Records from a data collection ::
--- Start ---
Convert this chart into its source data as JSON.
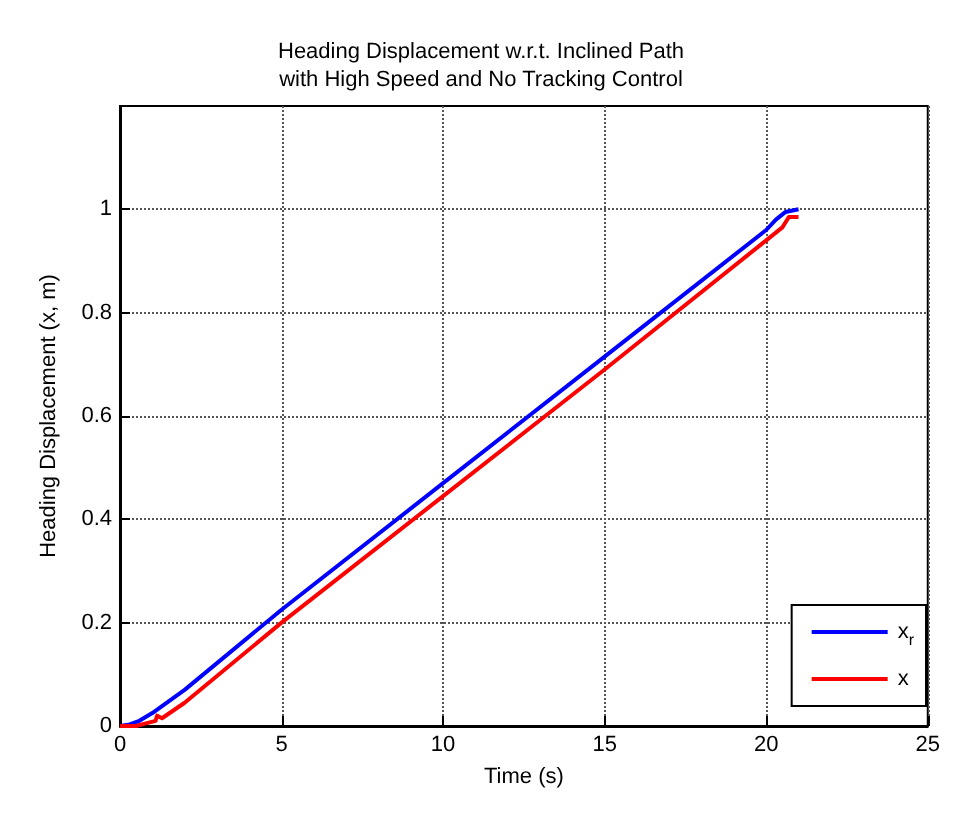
{
  "chart_data": {
    "type": "line",
    "title": "Heading Displacement w.r.t. Inclined Path\nwith High Speed and No Tracking Control",
    "xlabel": "Time (s)",
    "ylabel": "Heading Displacement (x, m)",
    "xlim": [
      0,
      25
    ],
    "xticks": [
      0,
      5,
      10,
      15,
      20,
      25
    ],
    "ylim": [
      0,
      1.2
    ],
    "yticks": [
      0,
      0.2,
      0.4,
      0.6,
      0.8,
      1
    ],
    "grid": true,
    "legend": "bottom right",
    "marker": "none",
    "line_style": "solid",
    "series": [
      {
        "name": "x$_{r}$",
        "color": "#0000ff",
        "x": [
          0,
          0.3,
          0.6,
          1,
          2,
          5,
          10,
          15,
          20,
          20.3,
          20.6,
          21
        ],
        "values": [
          0,
          0.003,
          0.01,
          0.025,
          0.07,
          0.225,
          0.47,
          0.715,
          0.96,
          0.98,
          0.995,
          1.0
        ]
      },
      {
        "name": "x",
        "color": "#ff0000",
        "x": [
          0,
          0.5,
          0.8,
          1.1,
          1.15,
          1.3,
          2,
          5,
          10,
          15,
          20,
          20.5,
          20.6,
          20.7,
          21
        ],
        "values": [
          0,
          0,
          0.005,
          0.01,
          0.02,
          0.015,
          0.045,
          0.2,
          0.445,
          0.69,
          0.94,
          0.965,
          0.975,
          0.985,
          0.985
        ]
      }
    ]
  }
}
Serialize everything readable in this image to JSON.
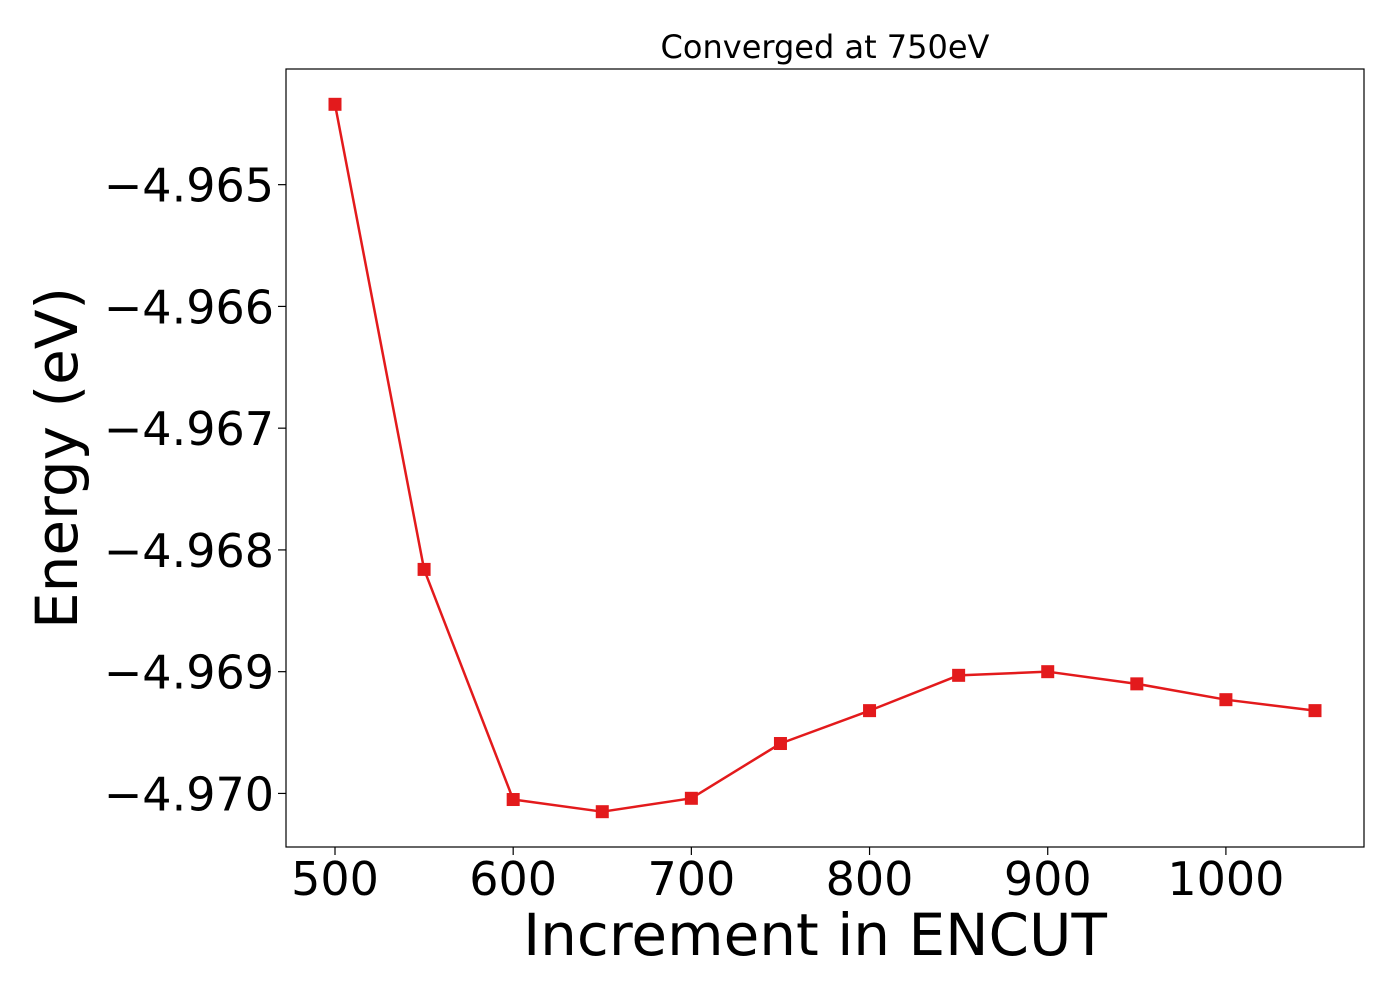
--- End ---
Exercise task :: Images must not appear in the copy; reproduce everything else in the records verbatim.

The answer ::
Convert this chart into its source data as JSON.
{
  "chart_data": {
    "type": "line",
    "title": "Heading Displacement w.r.t. Inclined Path\nwith High Speed and No Tracking Control",
    "xlabel": "Time (s)",
    "ylabel": "Heading Displacement (x, m)",
    "xlim": [
      0,
      25
    ],
    "xticks": [
      0,
      5,
      10,
      15,
      20,
      25
    ],
    "ylim": [
      0,
      1.2
    ],
    "yticks": [
      0,
      0.2,
      0.4,
      0.6,
      0.8,
      1
    ],
    "grid": true,
    "legend": "bottom right",
    "marker": "none",
    "line_style": "solid",
    "series": [
      {
        "name": "x$_{r}$",
        "color": "#0000ff",
        "x": [
          0,
          0.3,
          0.6,
          1,
          2,
          5,
          10,
          15,
          20,
          20.3,
          20.6,
          21
        ],
        "values": [
          0,
          0.003,
          0.01,
          0.025,
          0.07,
          0.225,
          0.47,
          0.715,
          0.96,
          0.98,
          0.995,
          1.0
        ]
      },
      {
        "name": "x",
        "color": "#ff0000",
        "x": [
          0,
          0.5,
          0.8,
          1.1,
          1.15,
          1.3,
          2,
          5,
          10,
          15,
          20,
          20.5,
          20.6,
          20.7,
          21
        ],
        "values": [
          0,
          0,
          0.005,
          0.01,
          0.02,
          0.015,
          0.045,
          0.2,
          0.445,
          0.69,
          0.94,
          0.965,
          0.975,
          0.985,
          0.985
        ]
      }
    ]
  }
}
Serialize everything readable in this image to JSON.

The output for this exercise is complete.